## Trecho do documento
++++++++++++++++++++

Como diretor de Saúde Pública, apresentou ao presidente Rodrigues Alves a estratégia cubana para erradicar o vetor da febre amarela: eliminação do mosquito transmissor, através da inspeção dos imóveis na cidade, tratamento adequado dos doentes em hospitais e aplicação de vacina em massa.

Contudo, os cerca de 2.500 mata-mosquitos que iniciaram o combate contra o inseto enfrentaram um inimigo mais resistente: a própria população do Rio de Janeiro. A requisição de força policial para acompanhar os agentes de saúde era fato corriqueiro.

O decreto de junho de 1904, que instituiu a vacinação obrigatória, era rotulado de draconiano e abusivo pelos opositores. O governo não lançou mão de campanhas publicitárias ou de recursos para o esclarecimento da questão. Rui Barbosa, o ícone dos bacharéis de Direito, em extenso libelo no Senado, afirmou que “assim como o direito veda ao poder humano invadir-nos a consciência, assim lhe veda transpor-nos a epiderme”.

A honra da família também era colocada em xeque: como o homem do início do século XX poderia tolerar que o poder público, amparado na lei, invadisse seu foro íntimo, colocando em risco o que havia de mais sagrado em seu lar? A ingerência de estranhos no ambiente privado ameaçaria a boa reputação das esposas e moças de família. Um contemporâneo reclamou que “a messalina entrega-se a quem quer, mas a virgem, a esposa e a filha terão que desnudar braços e colos para os agentes da vacina”?

Os seguidores do positivismo ortodoxo, reunidos no Apostolado, denominaram pejorativamente a política de Oswaldo Cruz como “depotismo sanitário”, pois atentava contra a teoria microbiana de Comte e interferia na esfera de saúde pública, estritamente limitada ao poder espiritual. O Centro das Classes Operárias e os cadetes da Escola Militar, numa inusitada confluência de opiniões, também se manifestaram contra o decreto. Uma “Liga contra a Vacina Obrigatória” chegou a ser constituída e advogava resistência “até mesmo à bala”.

Em novembro de 1904, as manifestações contra a vacinação se transformaram em ameaça à ordem social e até mesmo em rumor de golpe de Estado. O presidente impõe estado de sítio e as comemorações de 15 de novembro são canceladas. O governo, entretanto, apela para uma tática eficaz: a exigência do atestado de vacinação para praticamente tudo – matrículas em escola, emprego, hospedagem, viagem, casamento, voto –, obrigando o cidadão comum a se submeter aos desígnios da higiene pública. No final, a febre amarela, a varíola e a peste bubônica foram erradicadas do Rio de Janeiro, apesar da população.

++++++++++++++++++++

## Material apresentado

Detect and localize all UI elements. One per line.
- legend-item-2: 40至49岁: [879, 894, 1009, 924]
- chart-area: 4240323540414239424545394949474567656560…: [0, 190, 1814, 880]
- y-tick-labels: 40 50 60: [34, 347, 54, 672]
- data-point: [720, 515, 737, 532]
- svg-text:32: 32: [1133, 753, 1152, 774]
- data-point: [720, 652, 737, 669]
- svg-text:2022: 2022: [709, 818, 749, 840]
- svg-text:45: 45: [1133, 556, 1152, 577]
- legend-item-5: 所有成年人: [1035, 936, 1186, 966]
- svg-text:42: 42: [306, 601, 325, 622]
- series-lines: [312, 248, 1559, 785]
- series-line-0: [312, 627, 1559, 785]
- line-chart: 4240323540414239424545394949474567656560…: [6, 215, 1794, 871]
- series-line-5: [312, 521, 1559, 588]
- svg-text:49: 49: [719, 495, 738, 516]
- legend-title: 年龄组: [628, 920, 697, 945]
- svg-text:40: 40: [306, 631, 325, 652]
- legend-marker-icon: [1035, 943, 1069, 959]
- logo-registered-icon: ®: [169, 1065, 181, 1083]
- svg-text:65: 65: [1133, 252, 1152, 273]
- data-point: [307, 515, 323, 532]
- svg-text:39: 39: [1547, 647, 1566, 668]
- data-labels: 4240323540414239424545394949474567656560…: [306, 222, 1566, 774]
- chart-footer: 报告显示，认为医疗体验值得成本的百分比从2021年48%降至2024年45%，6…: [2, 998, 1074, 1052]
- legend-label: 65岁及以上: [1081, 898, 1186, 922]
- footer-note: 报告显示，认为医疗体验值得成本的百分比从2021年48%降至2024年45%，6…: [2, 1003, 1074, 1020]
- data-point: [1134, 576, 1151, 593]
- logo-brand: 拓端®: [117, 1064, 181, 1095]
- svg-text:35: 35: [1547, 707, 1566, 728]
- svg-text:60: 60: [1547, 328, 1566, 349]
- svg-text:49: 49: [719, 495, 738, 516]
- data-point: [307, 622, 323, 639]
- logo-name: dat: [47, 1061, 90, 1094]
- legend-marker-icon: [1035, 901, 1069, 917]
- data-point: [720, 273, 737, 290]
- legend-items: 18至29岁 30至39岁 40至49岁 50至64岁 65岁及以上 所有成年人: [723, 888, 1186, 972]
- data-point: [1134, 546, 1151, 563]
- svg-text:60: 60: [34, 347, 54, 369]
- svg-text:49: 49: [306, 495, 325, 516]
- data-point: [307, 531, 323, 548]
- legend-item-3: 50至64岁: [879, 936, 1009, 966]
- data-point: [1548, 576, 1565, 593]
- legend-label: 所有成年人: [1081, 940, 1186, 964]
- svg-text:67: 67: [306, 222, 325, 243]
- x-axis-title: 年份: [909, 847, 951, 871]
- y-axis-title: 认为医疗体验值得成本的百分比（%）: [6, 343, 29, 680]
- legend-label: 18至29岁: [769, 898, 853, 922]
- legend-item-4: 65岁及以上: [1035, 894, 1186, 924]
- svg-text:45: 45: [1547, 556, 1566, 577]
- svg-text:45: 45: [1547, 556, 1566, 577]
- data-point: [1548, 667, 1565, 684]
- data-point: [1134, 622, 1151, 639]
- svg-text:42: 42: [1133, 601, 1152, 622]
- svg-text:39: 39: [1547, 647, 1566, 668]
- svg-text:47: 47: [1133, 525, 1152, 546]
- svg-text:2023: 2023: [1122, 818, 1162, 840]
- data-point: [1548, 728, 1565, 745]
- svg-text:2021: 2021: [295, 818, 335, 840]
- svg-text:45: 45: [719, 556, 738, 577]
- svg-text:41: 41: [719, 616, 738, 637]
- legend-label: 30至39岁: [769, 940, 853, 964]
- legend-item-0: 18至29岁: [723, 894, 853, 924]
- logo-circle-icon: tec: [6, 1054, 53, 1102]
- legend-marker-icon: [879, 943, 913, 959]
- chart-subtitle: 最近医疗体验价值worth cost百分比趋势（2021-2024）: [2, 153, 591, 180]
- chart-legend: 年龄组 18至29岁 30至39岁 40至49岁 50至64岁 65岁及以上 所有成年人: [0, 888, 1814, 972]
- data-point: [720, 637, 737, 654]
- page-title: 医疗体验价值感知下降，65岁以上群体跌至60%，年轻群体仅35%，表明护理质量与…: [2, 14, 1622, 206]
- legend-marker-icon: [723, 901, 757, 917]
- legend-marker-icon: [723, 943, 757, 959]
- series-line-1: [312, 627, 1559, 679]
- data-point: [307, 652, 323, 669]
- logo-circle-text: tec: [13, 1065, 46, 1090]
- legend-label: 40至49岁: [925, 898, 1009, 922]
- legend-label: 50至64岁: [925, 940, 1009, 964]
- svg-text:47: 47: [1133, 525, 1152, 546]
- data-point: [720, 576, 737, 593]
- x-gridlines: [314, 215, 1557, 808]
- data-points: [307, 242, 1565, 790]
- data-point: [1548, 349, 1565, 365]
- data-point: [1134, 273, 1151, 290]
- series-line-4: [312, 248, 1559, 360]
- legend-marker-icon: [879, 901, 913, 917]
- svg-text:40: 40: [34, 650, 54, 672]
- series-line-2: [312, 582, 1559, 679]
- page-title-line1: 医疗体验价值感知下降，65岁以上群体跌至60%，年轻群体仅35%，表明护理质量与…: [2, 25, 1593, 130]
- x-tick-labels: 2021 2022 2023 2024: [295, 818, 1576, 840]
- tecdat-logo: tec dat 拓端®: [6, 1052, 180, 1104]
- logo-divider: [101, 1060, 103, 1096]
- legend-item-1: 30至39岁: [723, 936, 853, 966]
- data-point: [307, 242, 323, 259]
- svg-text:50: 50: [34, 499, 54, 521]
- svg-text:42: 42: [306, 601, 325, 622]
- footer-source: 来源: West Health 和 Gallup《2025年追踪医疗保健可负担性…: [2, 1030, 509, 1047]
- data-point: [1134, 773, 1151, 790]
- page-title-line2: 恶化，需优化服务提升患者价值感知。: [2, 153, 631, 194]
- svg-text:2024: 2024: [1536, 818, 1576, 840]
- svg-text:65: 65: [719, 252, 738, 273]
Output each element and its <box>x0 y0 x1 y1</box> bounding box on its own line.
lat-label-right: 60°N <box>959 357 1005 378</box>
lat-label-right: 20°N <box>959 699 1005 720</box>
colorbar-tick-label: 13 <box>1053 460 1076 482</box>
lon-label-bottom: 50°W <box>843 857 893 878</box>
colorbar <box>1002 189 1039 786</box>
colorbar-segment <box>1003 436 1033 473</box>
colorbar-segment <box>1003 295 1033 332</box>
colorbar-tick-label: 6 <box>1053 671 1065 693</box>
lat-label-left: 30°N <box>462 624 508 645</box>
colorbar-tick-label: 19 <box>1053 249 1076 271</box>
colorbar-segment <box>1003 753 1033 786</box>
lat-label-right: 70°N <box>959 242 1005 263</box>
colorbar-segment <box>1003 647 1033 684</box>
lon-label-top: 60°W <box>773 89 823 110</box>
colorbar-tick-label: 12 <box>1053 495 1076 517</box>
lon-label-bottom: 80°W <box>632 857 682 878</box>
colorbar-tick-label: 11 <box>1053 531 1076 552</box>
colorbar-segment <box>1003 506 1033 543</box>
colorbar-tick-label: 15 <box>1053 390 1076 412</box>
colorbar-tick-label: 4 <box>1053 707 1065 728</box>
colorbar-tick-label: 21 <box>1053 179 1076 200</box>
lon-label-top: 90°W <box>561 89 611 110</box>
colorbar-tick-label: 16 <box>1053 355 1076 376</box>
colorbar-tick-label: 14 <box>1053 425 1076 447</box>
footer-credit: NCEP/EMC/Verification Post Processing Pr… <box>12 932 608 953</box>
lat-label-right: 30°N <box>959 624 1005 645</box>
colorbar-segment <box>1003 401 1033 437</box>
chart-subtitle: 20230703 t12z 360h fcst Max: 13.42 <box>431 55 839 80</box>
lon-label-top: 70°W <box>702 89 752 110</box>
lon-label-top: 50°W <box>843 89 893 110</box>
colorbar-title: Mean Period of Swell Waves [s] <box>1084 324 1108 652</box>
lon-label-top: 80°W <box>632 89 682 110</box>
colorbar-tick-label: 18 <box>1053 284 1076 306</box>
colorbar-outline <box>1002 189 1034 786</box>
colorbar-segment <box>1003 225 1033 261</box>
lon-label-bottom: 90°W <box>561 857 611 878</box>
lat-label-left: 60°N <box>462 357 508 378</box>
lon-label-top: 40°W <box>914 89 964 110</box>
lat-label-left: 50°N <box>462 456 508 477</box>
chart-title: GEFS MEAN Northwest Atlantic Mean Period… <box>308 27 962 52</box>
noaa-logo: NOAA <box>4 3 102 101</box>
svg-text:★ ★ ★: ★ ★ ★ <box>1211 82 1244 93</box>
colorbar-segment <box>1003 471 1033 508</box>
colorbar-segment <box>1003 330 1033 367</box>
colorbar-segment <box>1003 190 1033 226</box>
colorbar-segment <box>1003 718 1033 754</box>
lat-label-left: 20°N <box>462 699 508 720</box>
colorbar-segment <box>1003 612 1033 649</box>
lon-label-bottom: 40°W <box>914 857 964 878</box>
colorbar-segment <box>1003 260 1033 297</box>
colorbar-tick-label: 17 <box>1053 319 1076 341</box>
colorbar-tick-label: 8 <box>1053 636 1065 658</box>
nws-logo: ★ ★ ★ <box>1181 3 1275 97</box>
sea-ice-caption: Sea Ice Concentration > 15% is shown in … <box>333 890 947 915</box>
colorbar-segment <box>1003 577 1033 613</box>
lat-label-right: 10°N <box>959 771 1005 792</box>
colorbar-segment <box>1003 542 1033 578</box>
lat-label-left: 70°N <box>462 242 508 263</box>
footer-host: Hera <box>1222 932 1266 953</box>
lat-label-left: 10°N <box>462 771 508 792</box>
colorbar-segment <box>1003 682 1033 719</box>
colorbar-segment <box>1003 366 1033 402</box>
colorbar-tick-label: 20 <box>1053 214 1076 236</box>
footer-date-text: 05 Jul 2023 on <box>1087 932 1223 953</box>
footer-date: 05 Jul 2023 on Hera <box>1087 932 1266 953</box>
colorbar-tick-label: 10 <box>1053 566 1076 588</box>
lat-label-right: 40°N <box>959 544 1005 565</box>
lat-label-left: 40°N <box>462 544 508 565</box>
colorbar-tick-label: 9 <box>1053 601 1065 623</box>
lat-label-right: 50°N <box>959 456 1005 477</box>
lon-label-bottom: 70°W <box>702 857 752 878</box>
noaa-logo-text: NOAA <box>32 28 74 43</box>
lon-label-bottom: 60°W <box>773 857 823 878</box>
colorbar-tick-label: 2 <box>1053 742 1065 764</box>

++++++++++++++++++++

## Atividades
1: No texto sobre a vacinação obrigatória no Rio de Janeiro, quantos mata-mosquitos iniciaram o combate contra o inseto?
2: Reproduza, do texto sobre a vacinação obrigatória no Rio de Janeiro, o trecho que vai de "Como diretor de" até "era fato corriqueiro.".
3: Prossiga o texto sobre a vacinação obrigatória no Rio de Janeiro a partir do ponto em que ele termina.

## Respostas por tarefa
1: Cerca de 2.500.

2:
Como diretor de Saúde Pública, apresentou ao presidente Rodrigues Alves a estratégia cubana para erradicar o vetor da febre amarela: eliminação do mosquito transmissor, através da inspeção dos imóveis na cidade, tratamento adequado dos doentes em hospitais e aplicação de vacina em massa.

Contudo, os cerca de 2.500 mata-mosquitos que iniciaram o combate contra o inseto enfrentaram um inimigo mais resistente: a própria população do Rio de Janeiro. A requisição de força policial para acompanhar os agentes de saúde era fato corriqueiro.

3:
Durante a Primeira República os movimentos de Canudos e do Contestado

Ainda na capital, em 1910, durante a presidência do marechal Hermes da Fonseca, estourou a revolta dos marinheiros da Armada, denominada de Revolta da Chibata. A Armada brasileira, apesar de ser uma das mais modernas do mundo na época, mantinha um arcaico código de disciplina que remontava à época do Império e previa castigos corporais como forma de punir faltas e infrações. A terrível chibata, que feria e humilhava os marujos, foi a gota d‘água para uma revolta que quebrou o que há de mais sagrado entre os militares, a hierarquia. O motim causou a morte de oficiais que resistiram aos marujos e colocou o governo Hermes da Fonseca sob a mira dos poderosos canhões dos navios da Armada.

O líder do movimento, João Cândido, apelidado de “almirante negro”, deixou bem claro às autoridades que o movimento não tinha finalidade política e que os marujos reivindicavam apenas a revogação dos castigos previstos pelo Código de Disciplina e uma anistia que atendesse aos revoltosos. Rui Barbosa foi o responsável pela feitura do anteprojeto de lei que o Congresso aprovou, extinguindo os castigos corporais e prevendo a anistia pedida. Os revoltosos, após entregarem os navios, contudo, foram presos pelo governo que os puniu severamente. A maior parte dos envolvidos na revolta foi enviada para a Ilha das Cobras, Acre ou Fernando de Noronha, onde acabariam morrendo. Ironicamente, João Cândido, líder dos revoltosos, sobreviveria para contar posteriormente sua versão dos fatos.